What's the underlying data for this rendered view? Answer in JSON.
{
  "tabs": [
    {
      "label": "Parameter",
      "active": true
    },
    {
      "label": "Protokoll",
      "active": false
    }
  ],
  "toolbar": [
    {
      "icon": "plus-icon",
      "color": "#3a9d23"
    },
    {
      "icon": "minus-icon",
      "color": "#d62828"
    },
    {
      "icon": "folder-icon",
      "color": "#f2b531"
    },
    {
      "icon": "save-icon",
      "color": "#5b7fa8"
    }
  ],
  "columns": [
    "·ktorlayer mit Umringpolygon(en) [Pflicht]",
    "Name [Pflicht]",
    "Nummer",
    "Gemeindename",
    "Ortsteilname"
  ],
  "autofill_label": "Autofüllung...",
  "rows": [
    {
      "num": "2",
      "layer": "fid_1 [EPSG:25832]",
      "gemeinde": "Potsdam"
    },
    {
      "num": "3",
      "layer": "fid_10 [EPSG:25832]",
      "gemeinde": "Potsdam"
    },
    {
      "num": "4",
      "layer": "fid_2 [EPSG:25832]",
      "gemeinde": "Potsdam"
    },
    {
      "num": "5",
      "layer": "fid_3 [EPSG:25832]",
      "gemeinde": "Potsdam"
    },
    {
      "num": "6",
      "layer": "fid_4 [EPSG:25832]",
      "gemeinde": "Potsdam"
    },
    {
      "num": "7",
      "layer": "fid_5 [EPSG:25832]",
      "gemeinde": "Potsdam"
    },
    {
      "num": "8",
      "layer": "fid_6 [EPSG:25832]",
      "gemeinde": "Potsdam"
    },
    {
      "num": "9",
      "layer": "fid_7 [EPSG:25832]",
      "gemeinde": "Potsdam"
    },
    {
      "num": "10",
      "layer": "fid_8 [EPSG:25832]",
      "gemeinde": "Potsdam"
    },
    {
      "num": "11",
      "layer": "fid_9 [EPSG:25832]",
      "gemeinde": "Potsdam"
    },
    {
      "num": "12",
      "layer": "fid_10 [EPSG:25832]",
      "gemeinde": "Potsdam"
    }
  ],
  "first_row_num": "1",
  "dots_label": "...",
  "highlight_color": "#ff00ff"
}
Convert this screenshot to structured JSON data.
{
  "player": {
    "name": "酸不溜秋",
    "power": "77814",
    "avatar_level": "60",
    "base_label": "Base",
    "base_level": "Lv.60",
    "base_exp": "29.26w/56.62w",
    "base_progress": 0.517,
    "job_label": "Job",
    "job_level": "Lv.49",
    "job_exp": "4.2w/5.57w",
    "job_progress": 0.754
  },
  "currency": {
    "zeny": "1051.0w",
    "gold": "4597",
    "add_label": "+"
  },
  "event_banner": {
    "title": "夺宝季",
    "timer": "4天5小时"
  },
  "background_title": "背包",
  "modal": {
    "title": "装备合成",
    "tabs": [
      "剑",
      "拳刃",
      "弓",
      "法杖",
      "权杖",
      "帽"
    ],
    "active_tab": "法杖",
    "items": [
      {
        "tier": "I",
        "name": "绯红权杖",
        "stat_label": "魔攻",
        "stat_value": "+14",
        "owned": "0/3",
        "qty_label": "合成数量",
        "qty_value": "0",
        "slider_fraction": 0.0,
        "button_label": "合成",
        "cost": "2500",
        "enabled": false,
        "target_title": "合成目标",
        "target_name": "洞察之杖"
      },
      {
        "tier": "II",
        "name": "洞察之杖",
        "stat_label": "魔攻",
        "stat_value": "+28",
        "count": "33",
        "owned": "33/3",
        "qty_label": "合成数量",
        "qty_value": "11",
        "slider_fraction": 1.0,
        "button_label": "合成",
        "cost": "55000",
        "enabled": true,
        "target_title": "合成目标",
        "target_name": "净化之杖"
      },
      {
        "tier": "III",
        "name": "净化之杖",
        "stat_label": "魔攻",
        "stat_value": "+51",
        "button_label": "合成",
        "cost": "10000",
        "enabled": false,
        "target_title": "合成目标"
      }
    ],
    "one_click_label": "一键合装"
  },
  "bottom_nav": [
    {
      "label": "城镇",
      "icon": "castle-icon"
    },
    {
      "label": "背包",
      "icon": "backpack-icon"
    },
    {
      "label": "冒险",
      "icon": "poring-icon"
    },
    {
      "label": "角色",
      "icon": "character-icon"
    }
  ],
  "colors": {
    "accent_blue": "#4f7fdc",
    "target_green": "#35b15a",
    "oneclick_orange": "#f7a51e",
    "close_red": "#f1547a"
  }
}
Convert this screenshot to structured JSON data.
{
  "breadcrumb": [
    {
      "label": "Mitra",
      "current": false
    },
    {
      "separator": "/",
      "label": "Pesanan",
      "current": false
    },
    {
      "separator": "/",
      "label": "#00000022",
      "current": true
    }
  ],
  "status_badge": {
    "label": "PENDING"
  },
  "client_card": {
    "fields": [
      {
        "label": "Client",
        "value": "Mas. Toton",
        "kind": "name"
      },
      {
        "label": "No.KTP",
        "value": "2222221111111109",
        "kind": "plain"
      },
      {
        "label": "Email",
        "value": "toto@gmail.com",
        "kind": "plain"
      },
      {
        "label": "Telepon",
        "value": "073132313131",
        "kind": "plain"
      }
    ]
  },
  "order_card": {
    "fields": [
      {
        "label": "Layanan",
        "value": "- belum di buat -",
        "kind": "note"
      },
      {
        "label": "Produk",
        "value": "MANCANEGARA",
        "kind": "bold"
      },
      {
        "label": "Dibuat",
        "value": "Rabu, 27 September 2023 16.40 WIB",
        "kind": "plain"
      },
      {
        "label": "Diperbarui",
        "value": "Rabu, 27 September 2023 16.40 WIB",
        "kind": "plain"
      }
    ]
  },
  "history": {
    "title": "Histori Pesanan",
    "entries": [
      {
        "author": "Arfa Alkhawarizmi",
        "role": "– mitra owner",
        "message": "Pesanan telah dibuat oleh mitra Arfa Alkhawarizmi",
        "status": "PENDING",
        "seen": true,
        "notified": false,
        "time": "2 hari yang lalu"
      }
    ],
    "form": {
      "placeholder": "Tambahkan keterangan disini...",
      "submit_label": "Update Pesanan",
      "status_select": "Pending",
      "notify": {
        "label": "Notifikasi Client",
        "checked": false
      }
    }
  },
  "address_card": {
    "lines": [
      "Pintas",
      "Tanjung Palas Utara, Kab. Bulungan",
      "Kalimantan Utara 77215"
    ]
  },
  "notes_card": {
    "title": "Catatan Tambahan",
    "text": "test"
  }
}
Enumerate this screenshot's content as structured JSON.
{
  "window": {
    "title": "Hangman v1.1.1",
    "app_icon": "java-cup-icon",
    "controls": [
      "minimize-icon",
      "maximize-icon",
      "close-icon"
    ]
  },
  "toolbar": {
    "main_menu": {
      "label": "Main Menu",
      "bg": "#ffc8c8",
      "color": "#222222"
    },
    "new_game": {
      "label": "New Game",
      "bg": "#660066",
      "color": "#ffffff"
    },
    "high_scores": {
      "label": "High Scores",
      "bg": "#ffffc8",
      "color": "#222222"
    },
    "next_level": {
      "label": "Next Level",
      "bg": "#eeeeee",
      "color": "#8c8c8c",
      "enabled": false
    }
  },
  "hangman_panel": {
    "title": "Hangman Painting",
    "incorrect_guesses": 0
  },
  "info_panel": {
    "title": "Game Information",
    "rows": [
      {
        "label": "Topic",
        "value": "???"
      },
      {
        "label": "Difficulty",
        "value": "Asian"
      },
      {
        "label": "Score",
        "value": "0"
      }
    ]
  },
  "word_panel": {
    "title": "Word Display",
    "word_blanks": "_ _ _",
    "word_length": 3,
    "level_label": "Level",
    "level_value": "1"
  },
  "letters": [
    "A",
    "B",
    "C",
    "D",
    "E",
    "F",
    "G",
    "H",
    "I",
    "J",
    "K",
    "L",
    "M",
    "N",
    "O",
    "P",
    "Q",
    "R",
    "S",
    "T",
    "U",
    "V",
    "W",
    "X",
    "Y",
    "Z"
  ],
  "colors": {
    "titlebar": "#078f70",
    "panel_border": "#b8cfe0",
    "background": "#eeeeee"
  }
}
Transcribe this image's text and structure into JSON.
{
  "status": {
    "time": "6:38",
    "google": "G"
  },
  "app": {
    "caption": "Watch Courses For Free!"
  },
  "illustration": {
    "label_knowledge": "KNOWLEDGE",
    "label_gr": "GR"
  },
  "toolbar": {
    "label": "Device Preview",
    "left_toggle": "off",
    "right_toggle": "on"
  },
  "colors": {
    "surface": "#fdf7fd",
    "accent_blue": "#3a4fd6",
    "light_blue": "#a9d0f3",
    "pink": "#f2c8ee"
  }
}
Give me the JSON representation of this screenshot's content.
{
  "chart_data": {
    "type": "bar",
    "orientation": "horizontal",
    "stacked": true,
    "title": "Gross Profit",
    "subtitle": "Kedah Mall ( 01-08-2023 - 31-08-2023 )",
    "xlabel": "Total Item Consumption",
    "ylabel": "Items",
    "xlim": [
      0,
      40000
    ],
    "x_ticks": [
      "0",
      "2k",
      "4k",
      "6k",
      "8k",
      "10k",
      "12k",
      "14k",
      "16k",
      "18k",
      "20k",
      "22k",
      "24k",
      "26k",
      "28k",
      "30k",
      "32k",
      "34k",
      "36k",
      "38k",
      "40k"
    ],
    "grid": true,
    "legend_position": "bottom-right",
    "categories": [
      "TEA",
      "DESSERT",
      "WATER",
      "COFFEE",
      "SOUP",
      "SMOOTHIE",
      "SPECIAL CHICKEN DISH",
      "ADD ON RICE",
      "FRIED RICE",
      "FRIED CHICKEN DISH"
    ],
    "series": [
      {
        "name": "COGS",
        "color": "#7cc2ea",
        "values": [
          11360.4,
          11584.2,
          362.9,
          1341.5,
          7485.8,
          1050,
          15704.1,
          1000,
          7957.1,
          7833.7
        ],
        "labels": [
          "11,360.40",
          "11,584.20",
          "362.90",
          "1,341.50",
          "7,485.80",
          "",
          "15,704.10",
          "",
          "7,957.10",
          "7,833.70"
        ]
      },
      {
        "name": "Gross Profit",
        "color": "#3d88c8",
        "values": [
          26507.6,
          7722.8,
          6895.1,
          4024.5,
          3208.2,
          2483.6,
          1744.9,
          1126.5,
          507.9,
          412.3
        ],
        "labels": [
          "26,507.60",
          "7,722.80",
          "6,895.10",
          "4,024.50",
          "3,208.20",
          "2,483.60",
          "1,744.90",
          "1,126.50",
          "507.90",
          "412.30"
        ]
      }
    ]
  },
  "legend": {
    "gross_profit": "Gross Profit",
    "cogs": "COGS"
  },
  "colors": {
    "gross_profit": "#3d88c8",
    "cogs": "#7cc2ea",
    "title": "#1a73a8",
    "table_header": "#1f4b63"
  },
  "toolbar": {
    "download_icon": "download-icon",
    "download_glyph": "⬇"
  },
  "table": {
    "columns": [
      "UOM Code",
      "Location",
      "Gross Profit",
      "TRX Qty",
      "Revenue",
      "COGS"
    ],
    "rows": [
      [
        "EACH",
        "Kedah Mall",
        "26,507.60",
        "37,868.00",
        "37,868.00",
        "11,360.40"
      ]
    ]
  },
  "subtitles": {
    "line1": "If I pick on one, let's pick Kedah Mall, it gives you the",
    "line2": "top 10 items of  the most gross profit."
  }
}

---*---

- Directive:
Pick out each line in the material containing "false".

- Final result:
      "active": false
        "enabled": false,
        "enabled": false,
      "current": false
      "current": false
        "notified": false,
        "checked": false
      "enabled": false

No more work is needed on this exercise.